_Page extract_
* START *
If I understand you Jim, the problem is that you have set the External Editor preference for PS to have Lightroom open an 8bit file and this is not sticking and 16bit files are being opened.
First, I would try a new set of Preferences, I'm sure you know how to remove the Preference file to the desktop and open Lr to create a new set. Do that and set the Preference to 8bit again and see if that works. Otherwise I would say there may be a bug somewhere.


----------



## JimHess43 (Apr 7, 2012)

You still have all missed the point! I don't need to create the secondary editor. I have at least six workarounds of my own already. What I asked was if anyone else has experienced this same phenomenon (i.e. Lightroom 4.1 RC will not save or honor the change requesting 8-bit images sent to Photoshop). And nobody will answer that question. That's all I was asking for. So I will ask it again. If you try to change your MAIN external editor to send 8-bit images to Photoshop, will Lightroom 4.1 RC honor and save that change?


----------



## JimHess43 (Apr 7, 2012)
* END *
_Task to carry out_
In the forum thread above, which version of Lightroom does JimHess43 say fails to save the change to send 8-bit images to Photoshop?

(Entries from a dataset)
* START *
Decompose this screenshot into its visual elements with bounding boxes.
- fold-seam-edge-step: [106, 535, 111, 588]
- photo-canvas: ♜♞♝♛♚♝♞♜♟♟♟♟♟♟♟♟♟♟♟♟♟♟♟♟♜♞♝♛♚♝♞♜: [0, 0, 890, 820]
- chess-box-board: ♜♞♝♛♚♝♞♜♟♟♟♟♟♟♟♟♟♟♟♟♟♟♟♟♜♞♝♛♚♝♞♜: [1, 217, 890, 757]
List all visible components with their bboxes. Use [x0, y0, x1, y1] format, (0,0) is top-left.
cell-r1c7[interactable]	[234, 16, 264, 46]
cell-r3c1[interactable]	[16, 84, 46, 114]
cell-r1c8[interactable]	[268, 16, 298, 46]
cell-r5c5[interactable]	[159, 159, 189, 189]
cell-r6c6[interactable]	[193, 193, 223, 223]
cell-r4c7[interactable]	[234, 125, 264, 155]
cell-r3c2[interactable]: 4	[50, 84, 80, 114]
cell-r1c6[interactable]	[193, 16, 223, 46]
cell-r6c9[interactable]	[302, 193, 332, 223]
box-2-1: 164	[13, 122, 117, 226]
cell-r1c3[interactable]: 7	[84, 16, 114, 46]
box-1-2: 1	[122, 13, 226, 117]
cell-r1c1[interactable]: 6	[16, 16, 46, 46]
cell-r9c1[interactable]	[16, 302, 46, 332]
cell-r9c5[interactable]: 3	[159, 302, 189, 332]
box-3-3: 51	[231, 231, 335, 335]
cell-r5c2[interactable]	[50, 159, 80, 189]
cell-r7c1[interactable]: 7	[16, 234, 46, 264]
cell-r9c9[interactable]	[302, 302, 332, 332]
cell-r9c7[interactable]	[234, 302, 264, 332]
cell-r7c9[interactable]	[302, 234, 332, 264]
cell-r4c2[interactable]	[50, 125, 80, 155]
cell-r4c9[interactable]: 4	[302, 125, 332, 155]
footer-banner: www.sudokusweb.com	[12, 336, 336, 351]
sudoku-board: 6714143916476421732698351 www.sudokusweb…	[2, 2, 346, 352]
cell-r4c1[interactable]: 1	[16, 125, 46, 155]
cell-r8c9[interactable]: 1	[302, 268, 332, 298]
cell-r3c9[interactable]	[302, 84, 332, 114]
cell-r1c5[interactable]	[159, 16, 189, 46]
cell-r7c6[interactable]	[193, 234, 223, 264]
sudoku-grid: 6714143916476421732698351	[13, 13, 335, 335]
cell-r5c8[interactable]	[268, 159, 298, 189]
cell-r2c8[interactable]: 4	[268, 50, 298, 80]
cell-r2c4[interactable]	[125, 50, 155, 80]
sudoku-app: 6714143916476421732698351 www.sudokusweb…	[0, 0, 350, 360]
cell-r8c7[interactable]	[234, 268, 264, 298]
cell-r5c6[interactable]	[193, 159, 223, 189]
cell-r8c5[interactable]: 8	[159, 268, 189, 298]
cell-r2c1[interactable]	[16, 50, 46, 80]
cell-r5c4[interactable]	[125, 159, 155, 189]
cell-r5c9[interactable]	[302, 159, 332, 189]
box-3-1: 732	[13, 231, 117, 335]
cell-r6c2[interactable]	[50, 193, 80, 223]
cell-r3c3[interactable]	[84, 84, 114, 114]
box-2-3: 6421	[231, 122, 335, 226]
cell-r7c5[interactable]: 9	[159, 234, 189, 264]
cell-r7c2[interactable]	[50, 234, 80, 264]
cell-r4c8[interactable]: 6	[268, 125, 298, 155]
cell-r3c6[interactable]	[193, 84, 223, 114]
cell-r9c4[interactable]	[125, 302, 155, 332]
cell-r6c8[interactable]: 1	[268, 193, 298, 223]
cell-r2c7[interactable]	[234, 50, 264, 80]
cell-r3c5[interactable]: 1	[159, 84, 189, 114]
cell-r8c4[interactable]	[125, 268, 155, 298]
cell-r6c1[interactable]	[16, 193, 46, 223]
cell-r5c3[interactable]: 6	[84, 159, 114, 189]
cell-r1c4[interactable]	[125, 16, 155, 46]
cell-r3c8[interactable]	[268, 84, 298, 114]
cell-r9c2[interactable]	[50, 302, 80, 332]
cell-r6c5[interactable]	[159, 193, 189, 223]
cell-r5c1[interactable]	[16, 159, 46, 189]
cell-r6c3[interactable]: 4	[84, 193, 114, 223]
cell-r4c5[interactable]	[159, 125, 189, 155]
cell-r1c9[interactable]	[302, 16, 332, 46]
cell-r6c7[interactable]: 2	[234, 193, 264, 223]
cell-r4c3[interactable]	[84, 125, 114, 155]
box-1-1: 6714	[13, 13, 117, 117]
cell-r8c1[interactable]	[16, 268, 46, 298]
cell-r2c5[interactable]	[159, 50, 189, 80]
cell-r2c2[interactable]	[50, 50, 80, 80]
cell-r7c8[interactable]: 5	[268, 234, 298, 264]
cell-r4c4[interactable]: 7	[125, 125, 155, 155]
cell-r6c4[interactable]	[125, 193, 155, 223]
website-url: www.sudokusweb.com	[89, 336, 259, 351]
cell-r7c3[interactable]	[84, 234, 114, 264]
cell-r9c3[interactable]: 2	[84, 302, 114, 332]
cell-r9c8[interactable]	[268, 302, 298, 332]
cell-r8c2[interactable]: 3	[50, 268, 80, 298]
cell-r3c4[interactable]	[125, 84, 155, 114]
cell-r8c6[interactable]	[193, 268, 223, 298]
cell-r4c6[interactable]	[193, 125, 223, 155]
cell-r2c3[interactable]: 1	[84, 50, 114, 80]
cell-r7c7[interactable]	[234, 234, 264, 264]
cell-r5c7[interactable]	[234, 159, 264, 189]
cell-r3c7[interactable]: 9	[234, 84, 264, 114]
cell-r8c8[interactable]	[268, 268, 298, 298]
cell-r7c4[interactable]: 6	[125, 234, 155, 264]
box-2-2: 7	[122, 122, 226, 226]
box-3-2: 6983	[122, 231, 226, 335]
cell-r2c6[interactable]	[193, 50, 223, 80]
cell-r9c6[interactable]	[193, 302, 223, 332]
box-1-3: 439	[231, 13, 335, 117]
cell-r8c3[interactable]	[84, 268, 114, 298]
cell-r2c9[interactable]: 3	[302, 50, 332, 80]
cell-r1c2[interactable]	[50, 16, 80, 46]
* END *
_Exercise solution_
Lightroom 4.1 RC.